## The exercise:
Read through the entries below and return each line with the word "true".

--------------------------------------------------

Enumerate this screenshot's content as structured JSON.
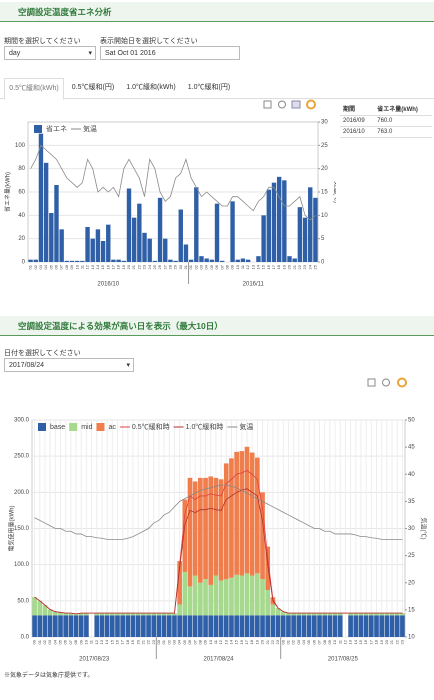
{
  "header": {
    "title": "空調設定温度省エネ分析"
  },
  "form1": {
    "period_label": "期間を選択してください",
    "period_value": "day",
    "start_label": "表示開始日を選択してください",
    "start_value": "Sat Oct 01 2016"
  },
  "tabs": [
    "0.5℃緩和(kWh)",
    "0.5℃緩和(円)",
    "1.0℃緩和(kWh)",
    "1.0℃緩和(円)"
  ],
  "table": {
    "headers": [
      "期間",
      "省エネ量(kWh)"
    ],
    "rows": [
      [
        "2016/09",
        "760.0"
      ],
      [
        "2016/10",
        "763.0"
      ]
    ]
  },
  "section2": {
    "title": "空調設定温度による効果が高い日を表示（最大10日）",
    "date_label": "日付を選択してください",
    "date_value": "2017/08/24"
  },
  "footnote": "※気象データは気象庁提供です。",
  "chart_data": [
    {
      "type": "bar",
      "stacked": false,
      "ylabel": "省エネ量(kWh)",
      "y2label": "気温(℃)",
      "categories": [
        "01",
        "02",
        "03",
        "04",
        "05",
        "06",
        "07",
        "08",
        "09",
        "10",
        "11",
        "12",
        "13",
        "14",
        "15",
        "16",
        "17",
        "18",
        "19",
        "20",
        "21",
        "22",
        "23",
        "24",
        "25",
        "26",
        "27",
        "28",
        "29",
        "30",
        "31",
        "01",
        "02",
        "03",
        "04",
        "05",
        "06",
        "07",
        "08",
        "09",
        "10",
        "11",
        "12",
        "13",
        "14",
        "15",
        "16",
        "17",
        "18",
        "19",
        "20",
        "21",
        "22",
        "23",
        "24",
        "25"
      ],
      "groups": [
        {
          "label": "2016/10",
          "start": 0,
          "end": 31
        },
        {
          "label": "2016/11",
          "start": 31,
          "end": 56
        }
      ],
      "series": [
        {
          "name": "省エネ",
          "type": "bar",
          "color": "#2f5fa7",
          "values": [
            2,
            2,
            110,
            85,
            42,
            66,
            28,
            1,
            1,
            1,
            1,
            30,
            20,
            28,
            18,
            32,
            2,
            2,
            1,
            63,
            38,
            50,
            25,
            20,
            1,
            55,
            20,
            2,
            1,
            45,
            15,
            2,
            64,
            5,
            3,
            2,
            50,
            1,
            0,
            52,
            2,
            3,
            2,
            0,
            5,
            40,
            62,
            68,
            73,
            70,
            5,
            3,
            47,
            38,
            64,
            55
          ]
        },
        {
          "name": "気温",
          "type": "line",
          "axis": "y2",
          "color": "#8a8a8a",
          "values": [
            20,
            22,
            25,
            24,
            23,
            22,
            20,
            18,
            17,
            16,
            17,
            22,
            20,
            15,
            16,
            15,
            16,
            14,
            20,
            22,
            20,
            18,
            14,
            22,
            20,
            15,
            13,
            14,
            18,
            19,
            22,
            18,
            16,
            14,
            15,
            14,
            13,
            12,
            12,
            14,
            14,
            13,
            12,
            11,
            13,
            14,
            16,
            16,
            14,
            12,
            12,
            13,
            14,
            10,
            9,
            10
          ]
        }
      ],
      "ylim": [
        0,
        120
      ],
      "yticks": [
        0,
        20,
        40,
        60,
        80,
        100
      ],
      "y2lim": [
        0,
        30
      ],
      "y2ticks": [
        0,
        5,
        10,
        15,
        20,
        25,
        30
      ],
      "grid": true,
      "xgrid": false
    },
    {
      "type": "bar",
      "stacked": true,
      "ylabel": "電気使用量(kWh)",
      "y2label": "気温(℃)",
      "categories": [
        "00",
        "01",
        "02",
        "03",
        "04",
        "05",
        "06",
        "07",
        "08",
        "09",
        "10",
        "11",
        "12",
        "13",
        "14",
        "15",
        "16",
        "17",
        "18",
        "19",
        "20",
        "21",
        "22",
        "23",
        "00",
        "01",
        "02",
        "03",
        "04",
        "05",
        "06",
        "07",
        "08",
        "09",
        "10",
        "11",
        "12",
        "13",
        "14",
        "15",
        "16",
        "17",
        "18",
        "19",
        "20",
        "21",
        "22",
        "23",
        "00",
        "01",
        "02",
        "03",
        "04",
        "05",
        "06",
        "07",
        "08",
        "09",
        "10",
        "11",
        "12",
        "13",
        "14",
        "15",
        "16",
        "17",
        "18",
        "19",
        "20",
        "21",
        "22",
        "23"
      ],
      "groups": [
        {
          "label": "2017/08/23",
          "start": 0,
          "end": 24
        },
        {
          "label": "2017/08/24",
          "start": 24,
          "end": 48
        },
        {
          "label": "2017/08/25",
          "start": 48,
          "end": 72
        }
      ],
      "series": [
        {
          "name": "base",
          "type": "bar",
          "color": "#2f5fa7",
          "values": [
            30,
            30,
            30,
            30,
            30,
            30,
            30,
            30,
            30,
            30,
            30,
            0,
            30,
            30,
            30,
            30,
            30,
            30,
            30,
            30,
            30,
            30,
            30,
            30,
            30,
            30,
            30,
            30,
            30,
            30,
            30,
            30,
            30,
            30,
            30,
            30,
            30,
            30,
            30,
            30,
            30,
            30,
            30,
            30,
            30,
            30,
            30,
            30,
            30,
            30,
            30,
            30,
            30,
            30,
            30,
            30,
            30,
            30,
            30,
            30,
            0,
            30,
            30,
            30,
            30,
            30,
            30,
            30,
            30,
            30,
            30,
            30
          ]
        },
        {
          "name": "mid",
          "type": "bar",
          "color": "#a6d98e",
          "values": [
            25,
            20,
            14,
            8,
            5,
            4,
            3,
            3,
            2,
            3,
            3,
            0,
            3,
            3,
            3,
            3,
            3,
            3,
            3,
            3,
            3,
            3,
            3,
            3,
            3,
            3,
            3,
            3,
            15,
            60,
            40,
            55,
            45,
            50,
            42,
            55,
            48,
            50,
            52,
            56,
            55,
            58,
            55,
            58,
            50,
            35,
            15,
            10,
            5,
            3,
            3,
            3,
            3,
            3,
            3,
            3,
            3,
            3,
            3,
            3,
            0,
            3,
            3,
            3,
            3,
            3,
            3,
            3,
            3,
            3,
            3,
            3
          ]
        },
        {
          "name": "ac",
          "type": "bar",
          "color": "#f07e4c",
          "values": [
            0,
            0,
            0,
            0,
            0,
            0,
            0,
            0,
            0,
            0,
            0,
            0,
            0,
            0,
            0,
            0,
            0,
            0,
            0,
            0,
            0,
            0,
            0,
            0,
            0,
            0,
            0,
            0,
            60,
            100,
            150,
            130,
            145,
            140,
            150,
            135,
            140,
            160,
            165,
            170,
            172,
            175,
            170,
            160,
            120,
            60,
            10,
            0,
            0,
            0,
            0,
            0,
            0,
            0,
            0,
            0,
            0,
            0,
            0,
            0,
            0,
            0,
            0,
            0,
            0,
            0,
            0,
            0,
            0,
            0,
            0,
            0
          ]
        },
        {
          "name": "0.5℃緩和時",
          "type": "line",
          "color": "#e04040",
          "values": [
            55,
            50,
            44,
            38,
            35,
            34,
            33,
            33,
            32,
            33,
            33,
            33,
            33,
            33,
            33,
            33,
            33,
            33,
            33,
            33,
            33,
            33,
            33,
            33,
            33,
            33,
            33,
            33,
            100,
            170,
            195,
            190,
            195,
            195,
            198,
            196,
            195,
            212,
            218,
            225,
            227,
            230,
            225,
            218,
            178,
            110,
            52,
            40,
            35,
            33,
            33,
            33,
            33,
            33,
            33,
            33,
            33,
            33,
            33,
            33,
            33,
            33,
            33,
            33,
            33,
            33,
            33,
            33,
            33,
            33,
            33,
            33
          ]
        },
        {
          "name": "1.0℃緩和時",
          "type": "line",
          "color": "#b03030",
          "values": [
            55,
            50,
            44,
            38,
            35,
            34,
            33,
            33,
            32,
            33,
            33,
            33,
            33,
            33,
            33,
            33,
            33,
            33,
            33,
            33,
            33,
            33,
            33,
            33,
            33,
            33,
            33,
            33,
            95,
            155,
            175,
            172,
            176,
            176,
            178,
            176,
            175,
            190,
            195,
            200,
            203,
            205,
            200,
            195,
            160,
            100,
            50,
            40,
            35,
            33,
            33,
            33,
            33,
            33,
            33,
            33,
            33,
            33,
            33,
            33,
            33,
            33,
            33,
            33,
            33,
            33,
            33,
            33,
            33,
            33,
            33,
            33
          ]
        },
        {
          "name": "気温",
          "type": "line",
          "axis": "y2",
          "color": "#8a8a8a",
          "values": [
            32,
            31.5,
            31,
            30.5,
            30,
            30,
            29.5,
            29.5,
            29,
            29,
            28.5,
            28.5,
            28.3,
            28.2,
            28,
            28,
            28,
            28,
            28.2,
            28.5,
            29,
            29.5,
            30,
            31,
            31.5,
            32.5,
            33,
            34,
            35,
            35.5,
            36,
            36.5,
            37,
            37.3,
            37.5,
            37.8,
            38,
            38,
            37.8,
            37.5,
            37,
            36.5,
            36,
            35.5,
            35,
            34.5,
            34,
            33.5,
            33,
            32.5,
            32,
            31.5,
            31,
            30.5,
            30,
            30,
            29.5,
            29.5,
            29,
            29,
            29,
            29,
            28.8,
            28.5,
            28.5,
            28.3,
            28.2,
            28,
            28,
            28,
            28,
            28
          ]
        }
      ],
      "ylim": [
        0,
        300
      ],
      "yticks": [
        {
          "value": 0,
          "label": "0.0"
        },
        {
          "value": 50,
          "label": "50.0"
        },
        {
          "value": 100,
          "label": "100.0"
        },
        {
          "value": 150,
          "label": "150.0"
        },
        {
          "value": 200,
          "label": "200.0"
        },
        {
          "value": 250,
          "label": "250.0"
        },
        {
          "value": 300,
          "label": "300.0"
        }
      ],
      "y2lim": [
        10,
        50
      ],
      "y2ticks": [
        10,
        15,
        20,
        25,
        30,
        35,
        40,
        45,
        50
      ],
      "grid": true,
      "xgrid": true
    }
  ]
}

--------------------------------------------------

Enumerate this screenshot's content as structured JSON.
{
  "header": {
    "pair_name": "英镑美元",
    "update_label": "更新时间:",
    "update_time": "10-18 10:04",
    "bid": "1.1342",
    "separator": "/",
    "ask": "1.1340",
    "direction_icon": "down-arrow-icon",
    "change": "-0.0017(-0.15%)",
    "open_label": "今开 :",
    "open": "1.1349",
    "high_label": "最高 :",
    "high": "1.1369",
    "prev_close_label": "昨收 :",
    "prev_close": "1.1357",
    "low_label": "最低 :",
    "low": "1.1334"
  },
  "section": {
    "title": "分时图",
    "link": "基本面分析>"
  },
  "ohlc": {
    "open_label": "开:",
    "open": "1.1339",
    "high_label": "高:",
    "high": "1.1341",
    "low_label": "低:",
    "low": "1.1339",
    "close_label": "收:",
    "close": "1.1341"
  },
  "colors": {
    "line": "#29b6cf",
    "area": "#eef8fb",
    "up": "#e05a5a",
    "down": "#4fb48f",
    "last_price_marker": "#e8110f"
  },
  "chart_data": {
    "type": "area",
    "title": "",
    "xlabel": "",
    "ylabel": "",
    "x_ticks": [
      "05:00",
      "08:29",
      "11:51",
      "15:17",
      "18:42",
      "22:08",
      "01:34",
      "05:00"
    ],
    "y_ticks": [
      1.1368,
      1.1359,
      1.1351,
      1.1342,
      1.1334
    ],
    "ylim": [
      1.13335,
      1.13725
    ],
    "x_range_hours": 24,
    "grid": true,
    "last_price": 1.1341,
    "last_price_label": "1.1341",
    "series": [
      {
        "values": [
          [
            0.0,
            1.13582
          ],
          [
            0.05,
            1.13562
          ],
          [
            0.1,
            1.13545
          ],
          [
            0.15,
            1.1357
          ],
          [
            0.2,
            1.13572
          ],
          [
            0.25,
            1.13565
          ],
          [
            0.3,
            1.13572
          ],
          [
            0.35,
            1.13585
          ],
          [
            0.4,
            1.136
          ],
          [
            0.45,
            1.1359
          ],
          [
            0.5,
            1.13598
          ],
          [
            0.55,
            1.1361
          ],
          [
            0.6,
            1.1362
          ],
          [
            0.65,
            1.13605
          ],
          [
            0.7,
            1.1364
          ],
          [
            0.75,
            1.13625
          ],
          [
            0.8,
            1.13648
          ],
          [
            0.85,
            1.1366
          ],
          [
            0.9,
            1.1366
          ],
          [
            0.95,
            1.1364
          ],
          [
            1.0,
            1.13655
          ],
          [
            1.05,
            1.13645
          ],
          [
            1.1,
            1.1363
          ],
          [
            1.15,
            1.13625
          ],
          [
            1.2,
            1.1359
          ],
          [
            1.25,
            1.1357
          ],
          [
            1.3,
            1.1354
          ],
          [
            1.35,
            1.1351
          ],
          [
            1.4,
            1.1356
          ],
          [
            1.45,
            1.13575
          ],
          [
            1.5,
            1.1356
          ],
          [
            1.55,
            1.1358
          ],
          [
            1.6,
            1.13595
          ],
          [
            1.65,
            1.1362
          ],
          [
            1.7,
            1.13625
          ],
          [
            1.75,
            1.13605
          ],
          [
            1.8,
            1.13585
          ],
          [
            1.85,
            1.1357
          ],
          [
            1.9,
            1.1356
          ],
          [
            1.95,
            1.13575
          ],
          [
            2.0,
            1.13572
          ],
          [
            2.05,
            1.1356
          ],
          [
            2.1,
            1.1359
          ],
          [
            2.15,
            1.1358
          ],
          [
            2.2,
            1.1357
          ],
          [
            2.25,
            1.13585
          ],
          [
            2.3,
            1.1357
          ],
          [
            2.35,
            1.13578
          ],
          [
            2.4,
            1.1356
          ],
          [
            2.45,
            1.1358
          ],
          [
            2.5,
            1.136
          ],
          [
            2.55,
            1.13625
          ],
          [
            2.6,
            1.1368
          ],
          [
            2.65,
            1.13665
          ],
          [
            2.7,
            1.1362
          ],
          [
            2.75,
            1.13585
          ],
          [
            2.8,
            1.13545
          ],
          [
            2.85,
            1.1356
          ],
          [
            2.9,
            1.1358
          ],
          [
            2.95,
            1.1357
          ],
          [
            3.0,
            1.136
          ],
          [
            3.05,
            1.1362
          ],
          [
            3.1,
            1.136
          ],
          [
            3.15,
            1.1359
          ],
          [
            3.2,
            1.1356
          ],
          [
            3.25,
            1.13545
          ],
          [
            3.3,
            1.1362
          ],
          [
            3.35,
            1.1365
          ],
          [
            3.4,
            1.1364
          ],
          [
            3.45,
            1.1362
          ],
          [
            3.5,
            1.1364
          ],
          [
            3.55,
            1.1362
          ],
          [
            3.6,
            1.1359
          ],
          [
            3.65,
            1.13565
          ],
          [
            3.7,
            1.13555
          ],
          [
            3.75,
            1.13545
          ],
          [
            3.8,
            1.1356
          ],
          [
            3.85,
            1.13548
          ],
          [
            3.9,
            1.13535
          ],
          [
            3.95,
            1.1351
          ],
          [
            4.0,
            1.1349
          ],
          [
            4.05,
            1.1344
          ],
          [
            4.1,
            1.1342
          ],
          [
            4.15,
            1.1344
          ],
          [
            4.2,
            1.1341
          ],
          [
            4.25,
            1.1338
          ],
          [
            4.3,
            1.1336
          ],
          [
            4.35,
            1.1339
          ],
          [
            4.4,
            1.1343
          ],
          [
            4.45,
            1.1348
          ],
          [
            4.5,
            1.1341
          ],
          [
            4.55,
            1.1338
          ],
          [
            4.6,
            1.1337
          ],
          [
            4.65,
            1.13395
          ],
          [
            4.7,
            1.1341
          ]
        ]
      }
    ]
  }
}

--------------------------------------------------

## Written solution:
      "grid": true,
      "stacked": true,
      "grid": true,
      "xgrid": true
    "grid": true,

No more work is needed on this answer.